=== Records for this task ===
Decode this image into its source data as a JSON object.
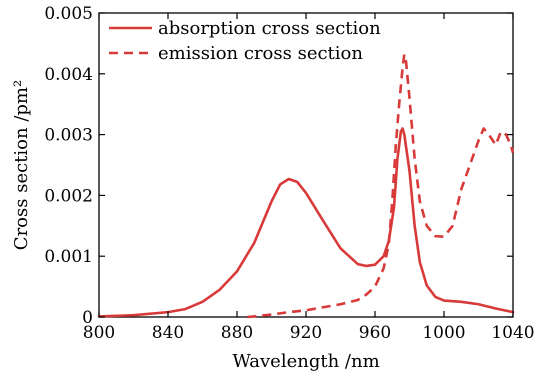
{
  "chart_data": {
    "type": "line",
    "xlabel": "Wavelength /nm",
    "ylabel": "Cross section /pm²",
    "xlim": [
      800,
      1040
    ],
    "ylim": [
      0,
      0.005
    ],
    "x_ticks": [
      800,
      840,
      880,
      920,
      960,
      1000,
      1040
    ],
    "y_ticks": [
      0,
      0.001,
      0.002,
      0.003,
      0.004,
      0.005
    ],
    "x_tick_labels": [
      "800",
      "840",
      "880",
      "920",
      "960",
      "1000",
      "1040"
    ],
    "y_tick_labels": [
      "0",
      "0.001",
      "0.002",
      "0.003",
      "0.004",
      "0.005"
    ],
    "grid": false,
    "legend": "top-left",
    "series": [
      {
        "name": "absorption cross section",
        "color": "#d83a3a",
        "line_style": "solid",
        "points": [
          [
            800,
            1e-05
          ],
          [
            820,
            3e-05
          ],
          [
            840,
            8e-05
          ],
          [
            850,
            0.00013
          ],
          [
            860,
            0.00025
          ],
          [
            870,
            0.00045
          ],
          [
            880,
            0.00075
          ],
          [
            890,
            0.00122
          ],
          [
            900,
            0.0019
          ],
          [
            905,
            0.00218
          ],
          [
            910,
            0.00227
          ],
          [
            915,
            0.00222
          ],
          [
            920,
            0.00204
          ],
          [
            930,
            0.00158
          ],
          [
            940,
            0.00113
          ],
          [
            950,
            0.00087
          ],
          [
            955,
            0.00084
          ],
          [
            960,
            0.00086
          ],
          [
            965,
            0.001
          ],
          [
            968,
            0.00125
          ],
          [
            971,
            0.0018
          ],
          [
            973,
            0.0026
          ],
          [
            975,
            0.00305
          ],
          [
            976,
            0.0031
          ],
          [
            977,
            0.003
          ],
          [
            980,
            0.0024
          ],
          [
            983,
            0.0015
          ],
          [
            986,
            0.0009
          ],
          [
            990,
            0.00052
          ],
          [
            995,
            0.00033
          ],
          [
            1000,
            0.00027
          ],
          [
            1010,
            0.00025
          ],
          [
            1020,
            0.00021
          ],
          [
            1030,
            0.00014
          ],
          [
            1040,
            8e-05
          ]
        ]
      },
      {
        "name": "emission cross section",
        "color": "#d83a3a",
        "line_style": "dashed",
        "points": [
          [
            886,
            0.0
          ],
          [
            890,
            1e-05
          ],
          [
            900,
            4e-05
          ],
          [
            910,
            8e-05
          ],
          [
            920,
            0.00011
          ],
          [
            930,
            0.00016
          ],
          [
            940,
            0.00021
          ],
          [
            950,
            0.00028
          ],
          [
            955,
            0.00037
          ],
          [
            960,
            0.0005
          ],
          [
            965,
            0.0008
          ],
          [
            968,
            0.0012
          ],
          [
            970,
            0.0019
          ],
          [
            972,
            0.0028
          ],
          [
            974,
            0.0035
          ],
          [
            976,
            0.0041
          ],
          [
            977,
            0.00432
          ],
          [
            978,
            0.0042
          ],
          [
            980,
            0.0036
          ],
          [
            983,
            0.0026
          ],
          [
            986,
            0.0019
          ],
          [
            990,
            0.0015
          ],
          [
            995,
            0.00133
          ],
          [
            1000,
            0.00132
          ],
          [
            1005,
            0.0015
          ],
          [
            1010,
            0.0021
          ],
          [
            1015,
            0.0025
          ],
          [
            1020,
            0.0029
          ],
          [
            1023,
            0.0031
          ],
          [
            1026,
            0.003
          ],
          [
            1030,
            0.00283
          ],
          [
            1033,
            0.00305
          ],
          [
            1036,
            0.003
          ],
          [
            1039,
            0.0028
          ],
          [
            1040,
            0.0027
          ]
        ]
      }
    ]
  }
}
===
Given problem: Excluding the pictures, reproduce every entry exactly as given.

Answer to this problem:
Decode this image into its source data as a JSON object.
{
  "chart_data": {
    "type": "line",
    "xlabel": "Wavelength /nm",
    "ylabel": "Cross section /pm²",
    "xlim": [
      800,
      1040
    ],
    "ylim": [
      0,
      0.005
    ],
    "x_ticks": [
      800,
      840,
      880,
      920,
      960,
      1000,
      1040
    ],
    "y_ticks": [
      0,
      0.001,
      0.002,
      0.003,
      0.004,
      0.005
    ],
    "x_tick_labels": [
      "800",
      "840",
      "880",
      "920",
      "960",
      "1000",
      "1040"
    ],
    "y_tick_labels": [
      "0",
      "0.001",
      "0.002",
      "0.003",
      "0.004",
      "0.005"
    ],
    "grid": false,
    "legend": "top-left",
    "series": [
      {
        "name": "absorption cross section",
        "color": "#d83a3a",
        "line_style": "solid",
        "points": [
          [
            800,
            1e-05
          ],
          [
            820,
            3e-05
          ],
          [
            840,
            8e-05
          ],
          [
            850,
            0.00013
          ],
          [
            860,
            0.00025
          ],
          [
            870,
            0.00045
          ],
          [
            880,
            0.00075
          ],
          [
            890,
            0.00122
          ],
          [
            900,
            0.0019
          ],
          [
            905,
            0.00218
          ],
          [
            910,
            0.00227
          ],
          [
            915,
            0.00222
          ],
          [
            920,
            0.00204
          ],
          [
            930,
            0.00158
          ],
          [
            940,
            0.00113
          ],
          [
            950,
            0.00087
          ],
          [
            955,
            0.00084
          ],
          [
            960,
            0.00086
          ],
          [
            965,
            0.001
          ],
          [
            968,
            0.00125
          ],
          [
            971,
            0.0018
          ],
          [
            973,
            0.0026
          ],
          [
            975,
            0.00305
          ],
          [
            976,
            0.0031
          ],
          [
            977,
            0.003
          ],
          [
            980,
            0.0024
          ],
          [
            983,
            0.0015
          ],
          [
            986,
            0.0009
          ],
          [
            990,
            0.00052
          ],
          [
            995,
            0.00033
          ],
          [
            1000,
            0.00027
          ],
          [
            1010,
            0.00025
          ],
          [
            1020,
            0.00021
          ],
          [
            1030,
            0.00014
          ],
          [
            1040,
            8e-05
          ]
        ]
      },
      {
        "name": "emission cross section",
        "color": "#d83a3a",
        "line_style": "dashed",
        "points": [
          [
            886,
            0.0
          ],
          [
            890,
            1e-05
          ],
          [
            900,
            4e-05
          ],
          [
            910,
            8e-05
          ],
          [
            920,
            0.00011
          ],
          [
            930,
            0.00016
          ],
          [
            940,
            0.00021
          ],
          [
            950,
            0.00028
          ],
          [
            955,
            0.00037
          ],
          [
            960,
            0.0005
          ],
          [
            965,
            0.0008
          ],
          [
            968,
            0.0012
          ],
          [
            970,
            0.0019
          ],
          [
            972,
            0.0028
          ],
          [
            974,
            0.0035
          ],
          [
            976,
            0.0041
          ],
          [
            977,
            0.00432
          ],
          [
            978,
            0.0042
          ],
          [
            980,
            0.0036
          ],
          [
            983,
            0.0026
          ],
          [
            986,
            0.0019
          ],
          [
            990,
            0.0015
          ],
          [
            995,
            0.00133
          ],
          [
            1000,
            0.00132
          ],
          [
            1005,
            0.0015
          ],
          [
            1010,
            0.0021
          ],
          [
            1015,
            0.0025
          ],
          [
            1020,
            0.0029
          ],
          [
            1023,
            0.0031
          ],
          [
            1026,
            0.003
          ],
          [
            1030,
            0.00283
          ],
          [
            1033,
            0.00305
          ],
          [
            1036,
            0.003
          ],
          [
            1039,
            0.0028
          ],
          [
            1040,
            0.0027
          ]
        ]
      }
    ]
  }
}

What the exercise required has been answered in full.